• **Objective**:
Write out each line of the listing as it stands, without the images.

• **Data shown**:
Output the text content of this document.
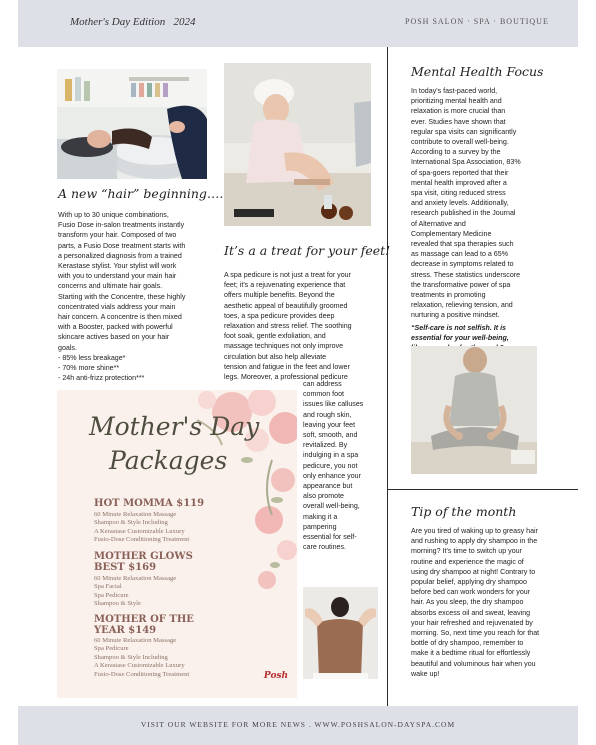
Mother's Day Edition   2024	POSH SALON · SPA · BOUTIQUE
A new “hair” beginning….

With up to 30 unique combinations,

Fusio Dose in-salon treatments instantly

transform your hair. Composed of two

parts, a Fusio Dose treatment starts with

a personalized diagnosis from a trained

Kerastase stylist. Your stylist will work

with you to understand your main hair

concerns and ultimate hair goals.

Starting with the Concentre, these highly

concentrated vials address your main

hair concern. A concentre is then mixed

with a Booster, packed with powerful

skincare actives based on your hair

goals.

- 85% less breakage*

- 70% more shine**

- 24h anti-frizz protection***

It’s a a treat for your feet!

A spa pedicure is not just a treat for your

feet; it's a rejuvenating experience that

offers multiple benefits. Beyond the

aesthetic appeal of beautifully groomed

toes, a spa pedicure provides deep

relaxation and stress relief. The soothing

foot soak, gentle exfoliation, and

massage techniques not only improve

circulation but also help alleviate

tension and fatigue in the feet and lower

legs. Moreover, a professional pedicure

can address

common foot

issues like calluses

and rough skin,

leaving your feet

soft, smooth, and

revitalized. By

indulging in a spa

pedicure, you not

only enhance your

appearance but

also promote

overall well-being,

making it a

pampering

essential for self-

care routines.

Mother's Day
Packages
HOT MOMMA $119
60 Minute Relaxation Massage
Shampoo & Style Including
A Kerastase Customizable Luxury
Fusio-Dose Conditioning Treatment
MOTHER GLOWS
BEST $169
60 Minute Relaxation Massage
Spa Facial
Spa Pedicure
Shampoo & Style
MOTHER OF THE
YEAR $149
60 Minute Relaxation Massage
Spa Pedicure
Shampoo & Style Including
A Kerastase Customizable Luxury
Fusio-Dose Conditioning Treatment	Posh
Mental Health Focus

In today's fast-paced world,

prioritizing mental health and

relaxation is more crucial than

ever. Studies have shown that

regular spa visits can significantly

contribute to overall well-being.

According to a survey by the

International Spa Association, 83%

of spa-goers reported that their

mental health improved after a

spa visit, citing reduced stress

and anxiety levels. Additionally,

research published in the Journal

of Alternative and

Complementary Medicine

revealed that spa therapies such

as massage can lead to a 65%

decrease in symptoms related to

stress. These statistics underscore

the transformative power of spa

treatments in promoting

relaxation, relieving tension, and

nurturing a positive mindset.

“Self-care is not selfish. It is

essential for your well-being,

Tip of the month

Are you tired of waking up to greasy hair

and rushing to apply dry shampoo in the

morning? It's time to switch up your

routine and experience the magic of

using dry shampoo at night! Contrary to

popular belief, applying dry shampoo

before bed can work wonders for your

hair. As you sleep, the dry shampoo

absorbs excess oil and sweat, leaving

your hair refreshed and rejuvenated by

morning. So, next time you reach for that

bottle of dry shampoo, remember to

make it a bedtime ritual for effortlessly

beautiful and voluminous hair when you

wake up!

VISIT OUR WEBSITE FOR MORE NEWS . WWW.POSHSALON-DAYSPA.COM
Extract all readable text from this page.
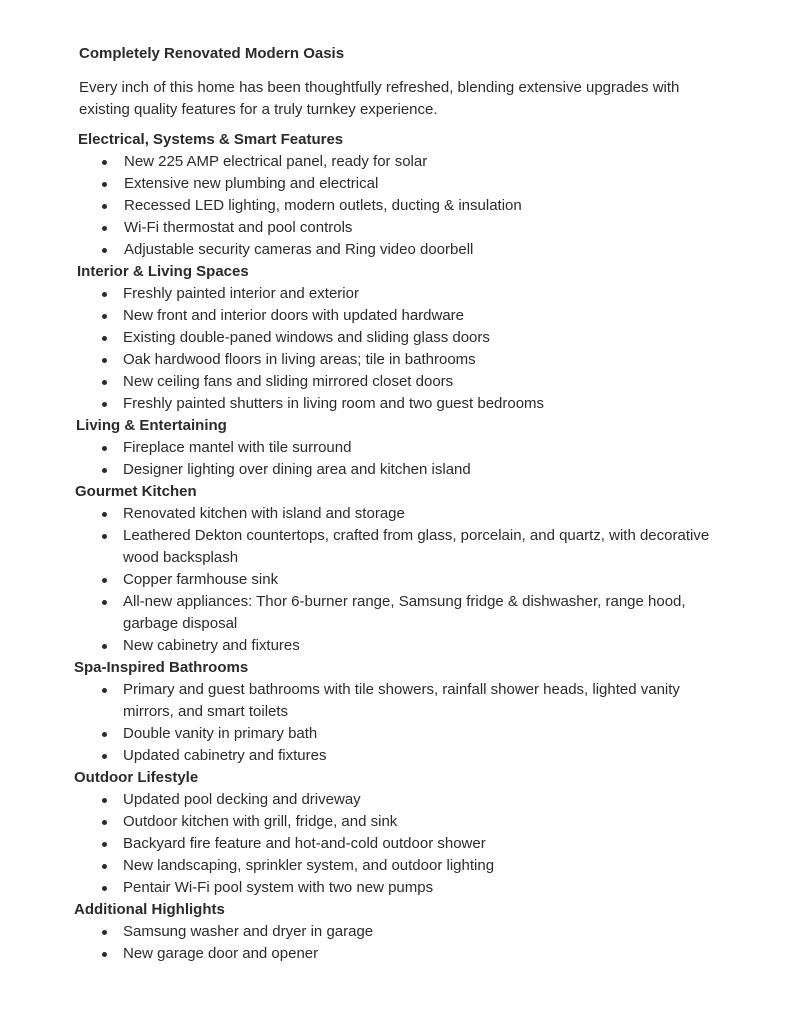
Completely Renovated Modern Oasis
Every inch of this home has been thoughtfully refreshed, blending extensive upgrades with existing quality features for a truly turnkey experience.
Electrical, Systems & Smart Features
New 225 AMP electrical panel, ready for solar
Extensive new plumbing and electrical
Recessed LED lighting, modern outlets, ducting & insulation
Wi-Fi thermostat and pool controls
Adjustable security cameras and Ring video doorbell
Interior & Living Spaces
Freshly painted interior and exterior
New front and interior doors with updated hardware
Existing double-paned windows and sliding glass doors
Oak hardwood floors in living areas; tile in bathrooms
New ceiling fans and sliding mirrored closet doors
Freshly painted shutters in living room and two guest bedrooms
Living & Entertaining
Fireplace mantel with tile surround
Designer lighting over dining area and kitchen island
Gourmet Kitchen
Renovated kitchen with island and storage
Leathered Dekton countertops, crafted from glass, porcelain, and quartz, with decorative wood backsplash
Copper farmhouse sink
All-new appliances: Thor 6-burner range, Samsung fridge & dishwasher, range hood, garbage disposal
New cabinetry and fixtures
Spa-Inspired Bathrooms
Primary and guest bathrooms with tile showers, rainfall shower heads, lighted vanity mirrors, and smart toilets
Double vanity in primary bath
Updated cabinetry and fixtures
Outdoor Lifestyle
Updated pool decking and driveway
Outdoor kitchen with grill, fridge, and sink
Backyard fire feature and hot-and-cold outdoor shower
New landscaping, sprinkler system, and outdoor lighting
Pentair Wi-Fi pool system with two new pumps
Additional Highlights
Samsung washer and dryer in garage
New garage door and opener
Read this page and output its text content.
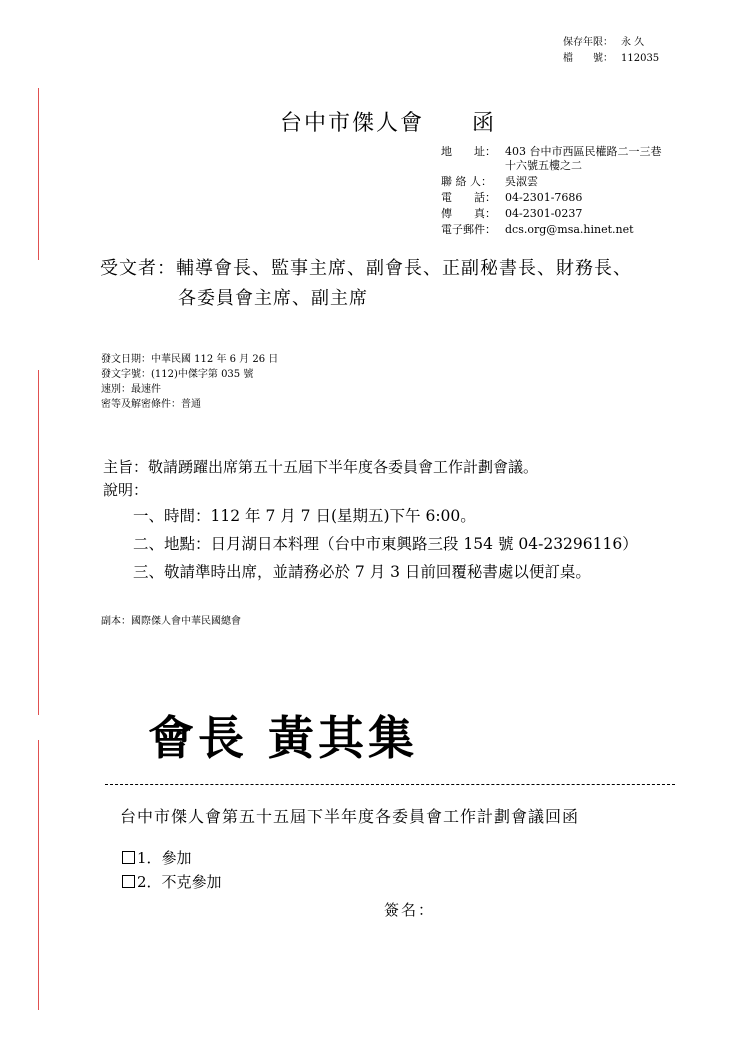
保存年限： 永 久
檔　　號： 112035
台中市傑人會 函
地　　址： 403 台中市西區民權路二一三巷
十六號五樓之二
聯 絡 人： 吳淑雲
電　　話： 04-2301-7686
傳　　真： 04-2301-0237
電子郵件： dcs.org@msa.hinet.net
受文者：輔導會長、監事主席、副會長、正副秘書長、財務長、
各委員會主席、副主席
發文日期：中華民國 112 年 6 月 26 日
發文字號：(112)中傑字第 035 號
速別：最速件
密等及解密條件：普通
主旨：敬請踴躍出席第五十五屆下半年度各委員會工作計劃會議。
說明：
一、時間：112 年 7 月 7 日(星期五)下午 6:00。
二、地點：日月湖日本料理（台中市東興路三段 154 號 04-23296116）
三、敬請準時出席，並請務必於 7 月 3 日前回覆秘書處以便訂桌。
副本：國際傑人會中華民國總會
會長 黃其集
台中市傑人會第五十五屆下半年度各委員會工作計劃會議回函
1．參加
2．不克參加
簽名：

• **Reply**:
Output the text content of this document.
Mother's Day Edition   2024	POSH SALON · SPA · BOUTIQUE
A new “hair” beginning….

With up to 30 unique combinations,

Fusio Dose in-salon treatments instantly

transform your hair. Composed of two

parts, a Fusio Dose treatment starts with

a personalized diagnosis from a trained

Kerastase stylist. Your stylist will work

with you to understand your main hair

concerns and ultimate hair goals.

Starting with the Concentre, these highly

concentrated vials address your main

hair concern. A concentre is then mixed

with a Booster, packed with powerful

skincare actives based on your hair

goals.

- 85% less breakage*

- 70% more shine**

- 24h anti-frizz protection***

It’s a a treat for your feet!

A spa pedicure is not just a treat for your

feet; it's a rejuvenating experience that

offers multiple benefits. Beyond the

aesthetic appeal of beautifully groomed

toes, a spa pedicure provides deep

relaxation and stress relief. The soothing

foot soak, gentle exfoliation, and

massage techniques not only improve

circulation but also help alleviate

tension and fatigue in the feet and lower

legs. Moreover, a professional pedicure

can address

common foot

issues like calluses

and rough skin,

leaving your feet

soft, smooth, and

revitalized. By

indulging in a spa

pedicure, you not

only enhance your

appearance but

also promote

overall well-being,

making it a

pampering

essential for self-

care routines.

Mother's Day
Packages
HOT MOMMA $119
60 Minute Relaxation Massage
Shampoo & Style Including
A Kerastase Customizable Luxury
Fusio-Dose Conditioning Treatment
MOTHER GLOWS
BEST $169
60 Minute Relaxation Massage
Spa Facial
Spa Pedicure
Shampoo & Style
MOTHER OF THE
YEAR $149
60 Minute Relaxation Massage
Spa Pedicure
Shampoo & Style Including
A Kerastase Customizable Luxury
Fusio-Dose Conditioning Treatment	Posh
Mental Health Focus

In today's fast-paced world,

prioritizing mental health and

relaxation is more crucial than

ever. Studies have shown that

regular spa visits can significantly

contribute to overall well-being.

According to a survey by the

International Spa Association, 83%

of spa-goers reported that their

mental health improved after a

spa visit, citing reduced stress

and anxiety levels. Additionally,

research published in the Journal

of Alternative and

Complementary Medicine

revealed that spa therapies such

as massage can lead to a 65%

decrease in symptoms related to

stress. These statistics underscore

the transformative power of spa

treatments in promoting

relaxation, relieving tension, and

nurturing a positive mindset.

“Self-care is not selfish. It is

essential for your well-being,

Tip of the month

Are you tired of waking up to greasy hair

and rushing to apply dry shampoo in the

morning? It's time to switch up your

routine and experience the magic of

using dry shampoo at night! Contrary to

popular belief, applying dry shampoo

before bed can work wonders for your

hair. As you sleep, the dry shampoo

absorbs excess oil and sweat, leaving

your hair refreshed and rejuvenated by

morning. So, next time you reach for that

bottle of dry shampoo, remember to

make it a bedtime ritual for effortlessly

beautiful and voluminous hair when you

wake up!

VISIT OUR WEBSITE FOR MORE NEWS . WWW.POSHSALON-DAYSPA.COM
Extract all readable text from this page.
Completely Renovated Modern Oasis
Every inch of this home has been thoughtfully refreshed, blending extensive upgrades with existing quality features for a truly turnkey experience.
Electrical, Systems & Smart Features
New 225 AMP electrical panel, ready for solar
Extensive new plumbing and electrical
Recessed LED lighting, modern outlets, ducting & insulation
Wi-Fi thermostat and pool controls
Adjustable security cameras and Ring video doorbell
Interior & Living Spaces
Freshly painted interior and exterior
New front and interior doors with updated hardware
Existing double-paned windows and sliding glass doors
Oak hardwood floors in living areas; tile in bathrooms
New ceiling fans and sliding mirrored closet doors
Freshly painted shutters in living room and two guest bedrooms
Living & Entertaining
Fireplace mantel with tile surround
Designer lighting over dining area and kitchen island
Gourmet Kitchen
Renovated kitchen with island and storage
Leathered Dekton countertops, crafted from glass, porcelain, and quartz, with decorative wood backsplash
Copper farmhouse sink
All-new appliances: Thor 6-burner range, Samsung fridge & dishwasher, range hood, garbage disposal
New cabinetry and fixtures
Spa-Inspired Bathrooms
Primary and guest bathrooms with tile showers, rainfall shower heads, lighted vanity mirrors, and smart toilets
Double vanity in primary bath
Updated cabinetry and fixtures
Outdoor Lifestyle
Updated pool decking and driveway
Outdoor kitchen with grill, fridge, and sink
Backyard fire feature and hot-and-cold outdoor shower
New landscaping, sprinkler system, and outdoor lighting
Pentair Wi-Fi pool system with two new pumps
Additional Highlights
Samsung washer and dryer in garage
New garage door and opener
Read this page and output its text content.
保存年限： 永 久
檔　　號： 112035
台中市傑人會 函
地　　址： 403 台中市西區民權路二一三巷
十六號五樓之二
聯 絡 人： 吳淑雲
電　　話： 04-2301-7686
傳　　真： 04-2301-0237
電子郵件： dcs.org@msa.hinet.net
受文者：輔導會長、監事主席、副會長、正副秘書長、財務長、
各委員會主席、副主席
發文日期：中華民國 112 年 6 月 26 日
發文字號：(112)中傑字第 035 號
速別：最速件
密等及解密條件：普通
主旨：敬請踴躍出席第五十五屆下半年度各委員會工作計劃會議。
說明：
一、時間：112 年 7 月 7 日(星期五)下午 6:00。
二、地點：日月湖日本料理（台中市東興路三段 154 號 04-23296116）
三、敬請準時出席，並請務必於 7 月 3 日前回覆秘書處以便訂桌。
副本：國際傑人會中華民國總會
會長 黃其集
台中市傑人會第五十五屆下半年度各委員會工作計劃會議回函
1．參加
2．不克參加
簽名：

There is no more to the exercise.